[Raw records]
▼

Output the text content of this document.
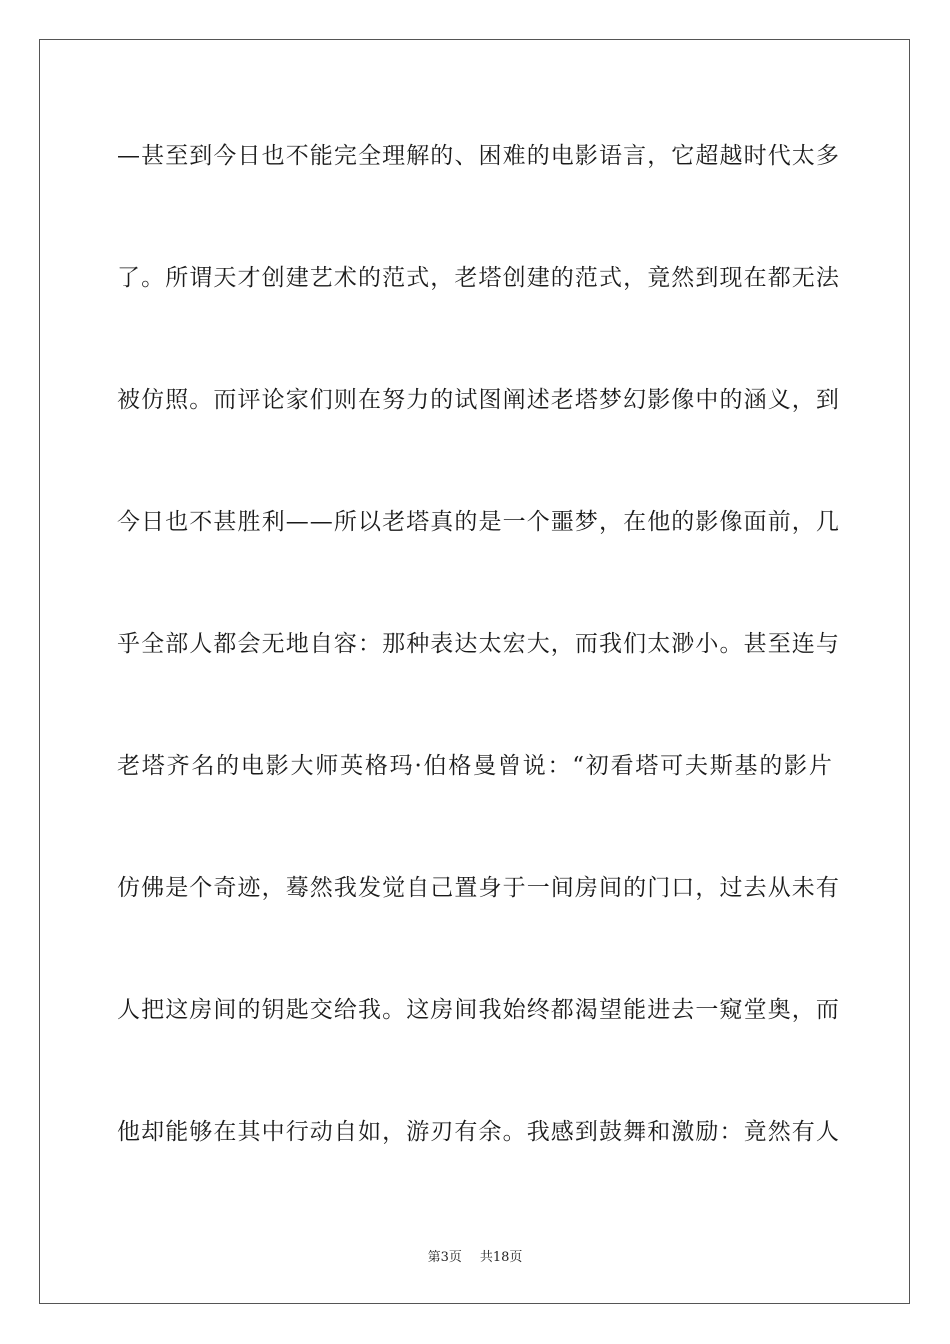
—甚至到今日也不能完全理解的、困难的电影语言，它超越时代太多
了。所谓天才创建艺术的范式，老塔创建的范式，竟然到现在都无法
被仿照。而评论家们则在努力的试图阐述老塔梦幻影像中的涵义，到
今日也不甚胜利——所以老塔真的是一个噩梦，在他的影像面前，几
乎全部人都会无地自容：那种表达太宏大，而我们太渺小。甚至连与
老塔齐名的电影大师英格玛·伯格曼曾说：“初看塔可夫斯基的影片
仿佛是个奇迹，蓦然我发觉自己置身于一间房间的门口，过去从未有
人把这房间的钥匙交给我。这房间我始终都渴望能进去一窥堂奥，而
他却能够在其中行动自如，游刃有余。我感到鼓舞和激励：竟然有人
第3页 共18页
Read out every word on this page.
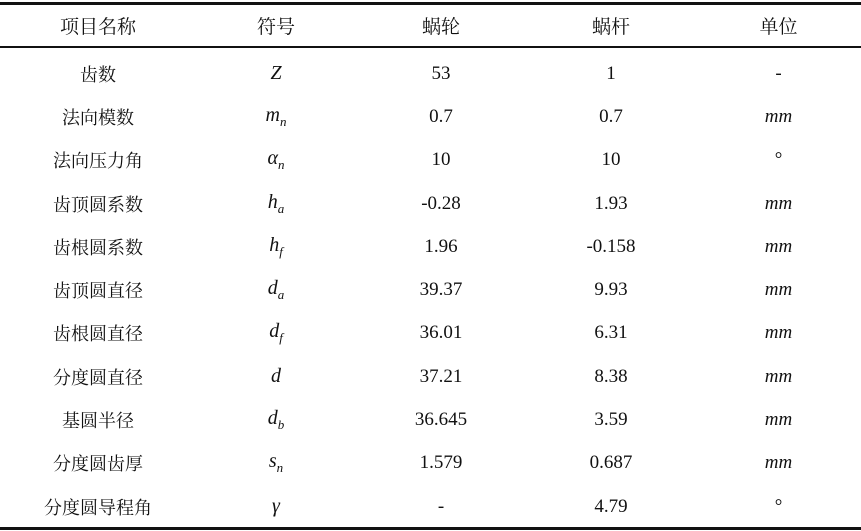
项目名称	符号	蜗轮	蜗杆	单位

齿数	Z	53	1	-
法向模数	$m_n$	0.7	0.7	mm
法向压力角	$\alpha_n$	10	10	°
齿顶圆系数	$h_a$	-0.28	1.93	mm
齿根圆系数	$h_f$	1.96	-0.158	mm
齿顶圆直径	$d_a$	39.37	9.93	mm
齿根圆直径	$d_f$	36.01	6.31	mm
分度圆直径	d	37.21	8.38	mm
基圆半径	$d_b$	36.645	3.59	mm
分度圆齿厚	$s_n$	1.579	0.687	mm
分度圆导程角	γ	-	4.79	°
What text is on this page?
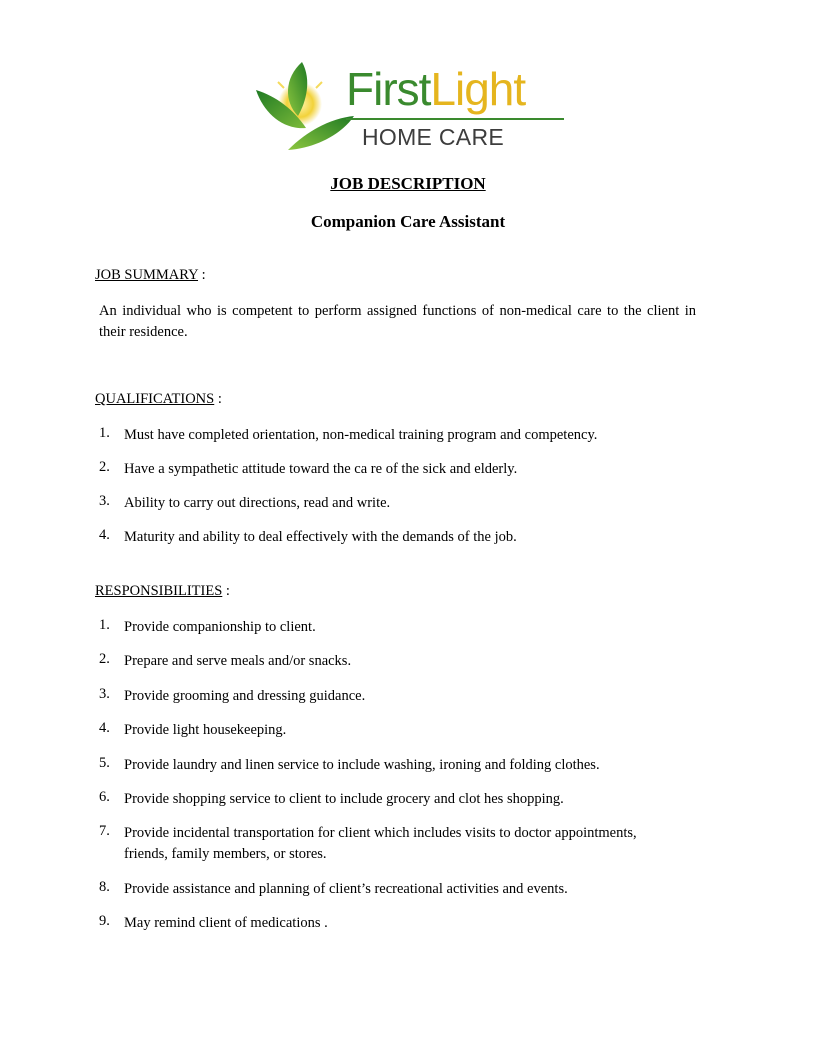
FirstLight
HOME CARE
JOB DESCRIPTION
Companion Care Assistant
JOB SUMMARY :

An individual who is competent to perform assigned functions of non-medical care to the client in their residence.

QUALIFICATIONS :
1. Must have completed orientation, non-medical training program and competency.
2. Have a sympathetic attitude toward the ca re of the sick and elderly.
3. Ability to carry out directions, read and write.
4. Maturity and ability to deal effectively with the demands of the job.
RESPONSIBILITIES :
1. Provide companionship to client.
2. Prepare and serve meals and/or snacks.
3. Provide grooming and dressing guidance.
4. Provide light housekeeping.
5. Provide laundry and linen service to include washing, ironing and folding clothes.
6. Provide shopping service to client to include grocery and clot hes shopping.
7. Provide incidental transportation for client which includes visits to doctor appointments, friends, family members, or stores.
8. Provide assistance and planning of client’s recreational activities and events.
9. May remind client of medications .
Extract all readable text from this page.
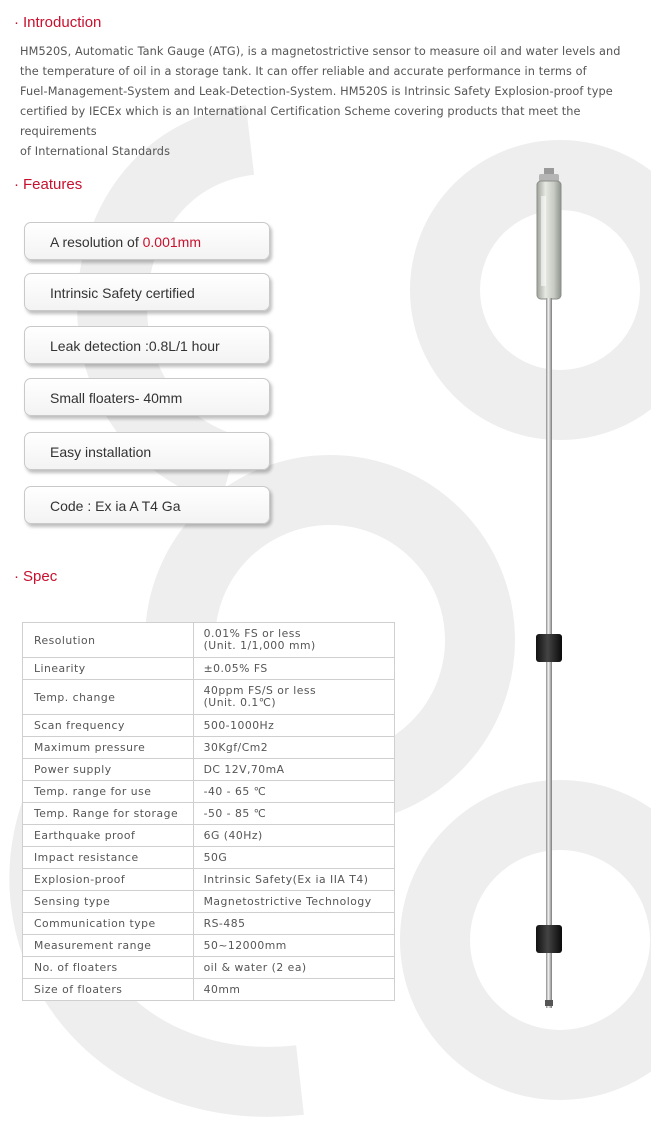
· Introduction
HM520S, Automatic Tank Gauge (ATG), is a magnetostrictive sensor to measure oil and water levels and
the temperature of oil in a storage tank. It can offer reliable and accurate performance in terms of
Fuel-Management-System and Leak-Detection-System. HM520S is Intrinsic Safety Explosion-proof type
certified by IECEx which is an International Certification Scheme covering products that meet the requirements
of International Standards
· Features
A resolution of 0.001mm
Intrinsic Safety certified
Leak detection :0.8L/1 hour
Small floaters- 40mm
Easy installation
Code : Ex ia A T4 Ga
· Spec
Resolution	0.01% FS or less
(Unit. 1/1,000 mm)

Linearity	±0.05% FS
Temp. change	40ppm FS/S or less
(Unit. 0.1℃)

Scan frequency	500-1000Hz
Maximum pressure	30Kgf/Cm2
Power supply	DC 12V,70mA
Temp. range for use	-40 - 65 ℃
Temp. Range for storage	-50 - 85 ℃
Earthquake proof	6G (40Hz)
Impact resistance	50G
Explosion-proof	Intrinsic Safety(Ex ia IIA T4)
Sensing type	Magnetostrictive Technology
Communication type	RS-485
Measurement range	50~12000mm
No. of floaters	oil & water (2 ea)
Size of floaters	40mm
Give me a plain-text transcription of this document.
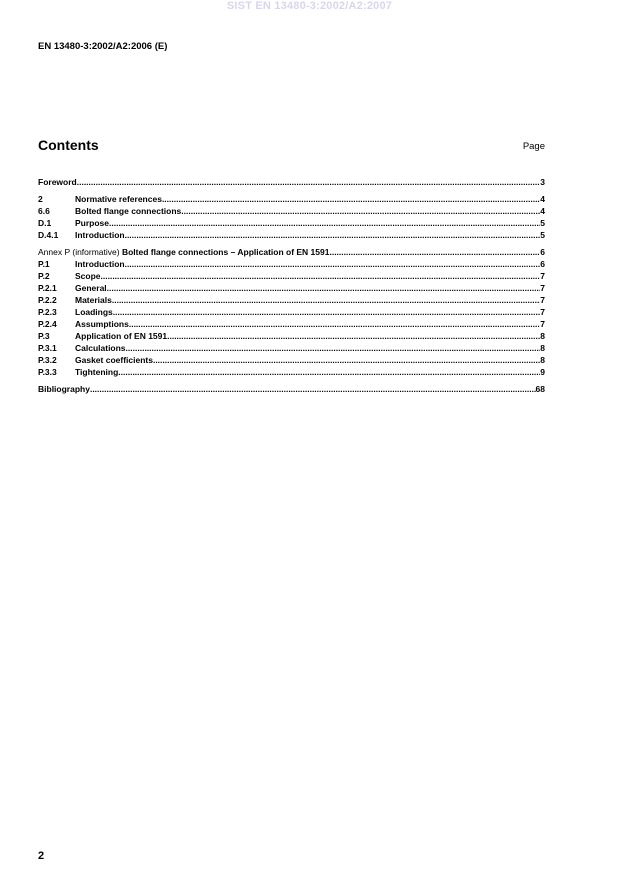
SIST EN 13480-3:2002/A2:2007
EN 13480-3:2002/A2:2006 (E)
Contents	Page
Foreword .....	3
2	Normative references .....	4
6.6	Bolted flange connections .....	4
D.1	Purpose .....	5
D.4.1	Introduction .....	5
Annex P (informative) Bolted flange connections – Application of EN 1591 .....	6
P.1	Introduction .....	6
P.2	Scope .....	7
P.2.1	General .....	7
P.2.2	Materials .....	7
P.2.3	Loadings .....	7
P.2.4	Assumptions .....	7
P.3	Application of EN 1591 .....	8
P.3.1	Calculations .....	8
P.3.2	Gasket coefficients .....	8
P.3.3	Tightening .....	9
Bibliography .....	68
2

▲

▸ PROMPT:
Read the entries and show each line that mentions "Bolted".

▸ EXERCISE SOLUTION:
6.6	Bolted flange connections .....	4
Annex P (informative) Bolted flange connections – Application of EN 1591 .....	6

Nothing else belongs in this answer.